RECORDED INFORMATION
####
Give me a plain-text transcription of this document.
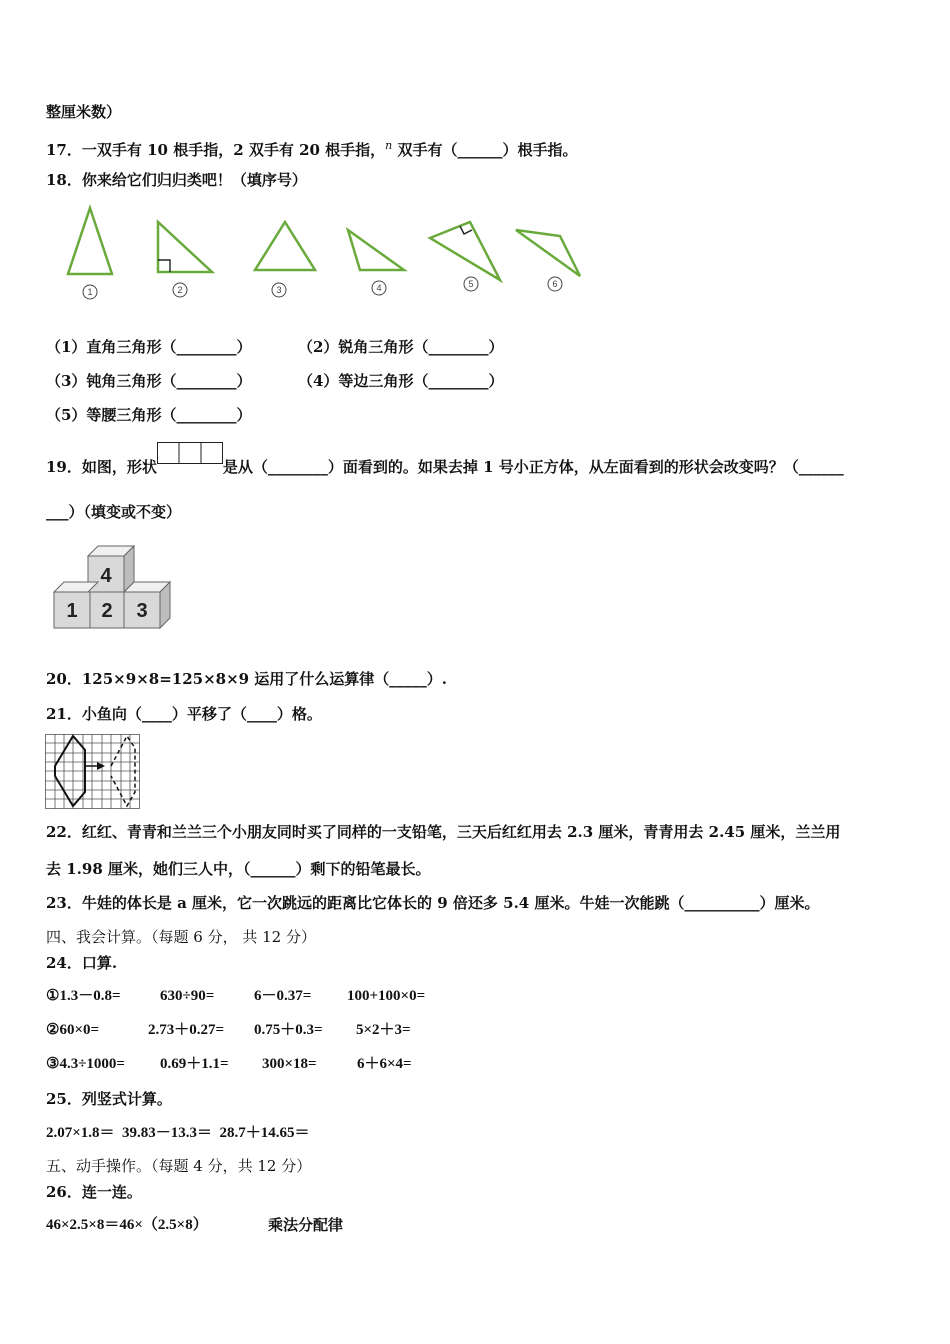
整厘米数）
17．一双手有 10 根手指，2 双手有 20 根手指，$^n$ 双手有（______）根手指。
18．你来给它们归归类吧！（填序号）
1	2	3	4	5	6
（1）直角三角形（________）	（2）锐角三角形（________）
（3）钝角三角形（________）	（4）等边三角形（________）
（5）等腰三角形（________）
19．如图，形状	是从（________）面看到的。如果去掉 1 号小正方体，从左面看到的形状会改变吗？（______
___）（填变或不变）
1 2 3
4
20．125×9×8=125×8×9 运用了什么运算律（_____）.
21．小鱼向（____）平移了（____）格。
22．红红、青青和兰兰三个小朋友同时买了同样的一支铅笔，三天后红红用去 2.3 厘米，青青用去 2.45 厘米，兰兰用
去 1.98 厘米，她们三人中，（______）剩下的铅笔最长。
23．牛娃的体长是 a 厘米，它一次跳远的距离比它体长的 9 倍还多 5.4 厘米。牛娃一次能跳（__________）厘米。
四、我会计算。（每题 6 分， 共 12 分）
24．口算.
①1.3－0.8=	630÷90=	6－0.37= 100+100×0=
②60×0=	2.73＋0.27= 0.75＋0.3= 5×2＋3=
③4.3÷1000= 0.69＋1.1= 300×18=	6＋6×4=
25．列竖式计算。
2.07×1.8＝  39.83－13.3＝  28.7＋14.65＝
五、动手操作。（每题 4 分，共 12 分）
26．连一连。
46×2.5×8＝46×（2.5×8）	乘法分配律
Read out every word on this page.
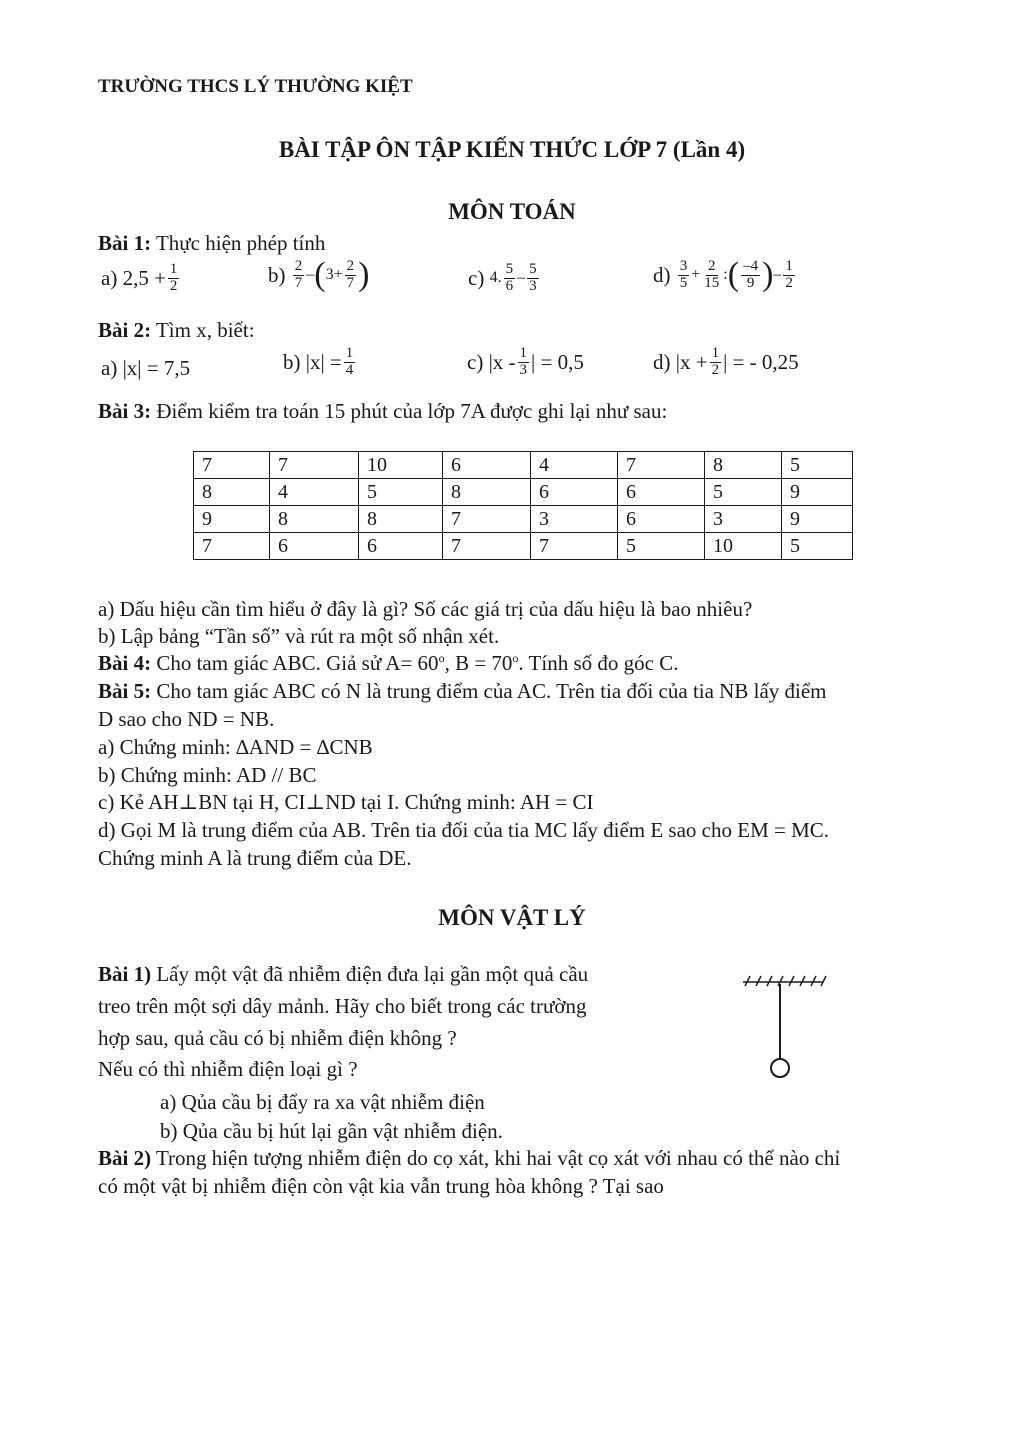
TRƯỜNG THCS LÝ THƯỜNG KIỆT
BÀI TẬP ÔN TẬP KIẾN THỨC LỚP 7 (Lần 4)
MÔN TOÁN
Bài 1: Thực hiện phép tính
a)
$2,5 + \frac{1}{2}$	b)
$\frac{2}{7}$ – ( $3+ \frac{2}{7}$ )	c)
4. $\frac{5}{6} - \frac{5}{3}$	d)
$\frac{3}{5} + \frac{2}{15}$ : ( $\frac{-4}{9}$ ) – $\frac{1}{2}$
Bài 2: Tìm x, biết:
a) |x| = 7,5	b)
$|x| = \frac{1}{4}$	c)
$|x - \frac{1}{3}$ | = 0,5	d)
$|x + \frac{1}{2}$ | = - 0,25
Bài 3: Điểm kiểm tra toán 15 phút của lớp 7A được ghi lại như sau:
7	7	10	6	4	7	8	5
8	4	5	8	6	6	5	9
9	8	8	7	3	6	3	9
7	6	6	7	7	5	10	5
a) Dấu hiệu cần tìm hiểu ở đây là gì? Số các giá trị của dấu hiệu là bao nhiêu?
b) Lập bảng “Tần số” và rút ra một số nhận xét.
Bài 4: Cho tam giác ABC. Giả sử $A= 60^o$, $B = 70^o$. Tính số đo góc C.
Bài 5: Cho tam giác ABC có N là trung điểm của AC. Trên tia đối của tia NB lấy điểm
D sao cho ND = NB.
a) Chứng minh: ∆AND = ∆CNB
b) Chứng minh: AD // BC
c) Kẻ AH⊥BN tại H, CI⊥ND tại I. Chứng minh: AH = CI
d) Gọi M là trung điểm của AB. Trên tia đối của tia MC lấy điểm E sao cho EM = MC.
Chứng minh A là trung điểm của DE.
MÔN VẬT LÝ
Bài 1) Lấy một vật đã nhiễm điện đưa lại gần một quả cầu
treo trên một sợi dây mảnh. Hãy cho biết trong các trường
hợp sau, quả cầu có bị nhiễm điện không ?
Nếu có thì nhiễm điện loại gì ?
a) Qủa cầu bị đẩy ra xa vật nhiễm điện
b) Qủa cầu bị hút lại gần vật nhiễm điện.
Bài 2) Trong hiện tượng nhiễm điện do cọ xát, khi hai vật cọ xát với nhau có thể nào chỉ
có một vật bị nhiễm điện còn vật kia vẫn trung hòa không ? Tại sao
####
SET TASK
Without the pictures, output the full listing exactly as it stands.

RESPONSE TO THE EXERCISE
Give me a plain-text transcription of this document.
整厘米数）
17．一双手有 10 根手指，2 双手有 20 根手指，$^n$ 双手有（______）根手指。
18．你来给它们归归类吧！（填序号）
1	2	3	4	5	6
（1）直角三角形（________）	（2）锐角三角形（________）
（3）钝角三角形（________）	（4）等边三角形（________）
（5）等腰三角形（________）
19．如图，形状	是从（________）面看到的。如果去掉 1 号小正方体，从左面看到的形状会改变吗？（______
___）（填变或不变）
1 2 3
4
20．125×9×8=125×8×9 运用了什么运算律（_____）.
21．小鱼向（____）平移了（____）格。
22．红红、青青和兰兰三个小朋友同时买了同样的一支铅笔，三天后红红用去 2.3 厘米，青青用去 2.45 厘米，兰兰用
去 1.98 厘米，她们三人中，（______）剩下的铅笔最长。
23．牛娃的体长是 a 厘米，它一次跳远的距离比它体长的 9 倍还多 5.4 厘米。牛娃一次能跳（__________）厘米。
四、我会计算。（每题 6 分， 共 12 分）
24．口算.
①1.3－0.8=	630÷90=	6－0.37= 100+100×0=
②60×0=	2.73＋0.27= 0.75＋0.3= 5×2＋3=
③4.3÷1000= 0.69＋1.1= 300×18=	6＋6×4=
25．列竖式计算。
2.07×1.8＝  39.83－13.3＝  28.7＋14.65＝
五、动手操作。（每题 4 分，共 12 分）
26．连一连。
46×2.5×8＝46×（2.5×8）	乘法分配律
Read out every word on this page.
TRƯỜNG THCS LÝ THƯỜNG KIỆT
BÀI TẬP ÔN TẬP KIẾN THỨC LỚP 7 (Lần 4)
MÔN TOÁN
Bài 1: Thực hiện phép tính
a)
$2,5 + \frac{1}{2}$	b)
$\frac{2}{7}$ – ( $3+ \frac{2}{7}$ )	c)
4. $\frac{5}{6} - \frac{5}{3}$	d)
$\frac{3}{5} + \frac{2}{15}$ : ( $\frac{-4}{9}$ ) – $\frac{1}{2}$
Bài 2: Tìm x, biết:
a) |x| = 7,5	b)
$|x| = \frac{1}{4}$	c)
$|x - \frac{1}{3}$ | = 0,5	d)
$|x + \frac{1}{2}$ | = - 0,25
Bài 3: Điểm kiểm tra toán 15 phút của lớp 7A được ghi lại như sau:
7	7	10	6	4	7	8	5
8	4	5	8	6	6	5	9
9	8	8	7	3	6	3	9
7	6	6	7	7	5	10	5
a) Dấu hiệu cần tìm hiểu ở đây là gì? Số các giá trị của dấu hiệu là bao nhiêu?
b) Lập bảng “Tần số” và rút ra một số nhận xét.
Bài 4: Cho tam giác ABC. Giả sử $A= 60^o$, $B = 70^o$. Tính số đo góc C.
Bài 5: Cho tam giác ABC có N là trung điểm của AC. Trên tia đối của tia NB lấy điểm
D sao cho ND = NB.
a) Chứng minh: ∆AND = ∆CNB
b) Chứng minh: AD // BC
c) Kẻ AH⊥BN tại H, CI⊥ND tại I. Chứng minh: AH = CI
d) Gọi M là trung điểm của AB. Trên tia đối của tia MC lấy điểm E sao cho EM = MC.
Chứng minh A là trung điểm của DE.
MÔN VẬT LÝ
Bài 1) Lấy một vật đã nhiễm điện đưa lại gần một quả cầu
treo trên một sợi dây mảnh. Hãy cho biết trong các trường
hợp sau, quả cầu có bị nhiễm điện không ?
Nếu có thì nhiễm điện loại gì ?
a) Qủa cầu bị đẩy ra xa vật nhiễm điện
b) Qủa cầu bị hút lại gần vật nhiễm điện.
Bài 2) Trong hiện tượng nhiễm điện do cọ xát, khi hai vật cọ xát với nhau có thể nào chỉ
có một vật bị nhiễm điện còn vật kia vẫn trung hòa không ? Tại sao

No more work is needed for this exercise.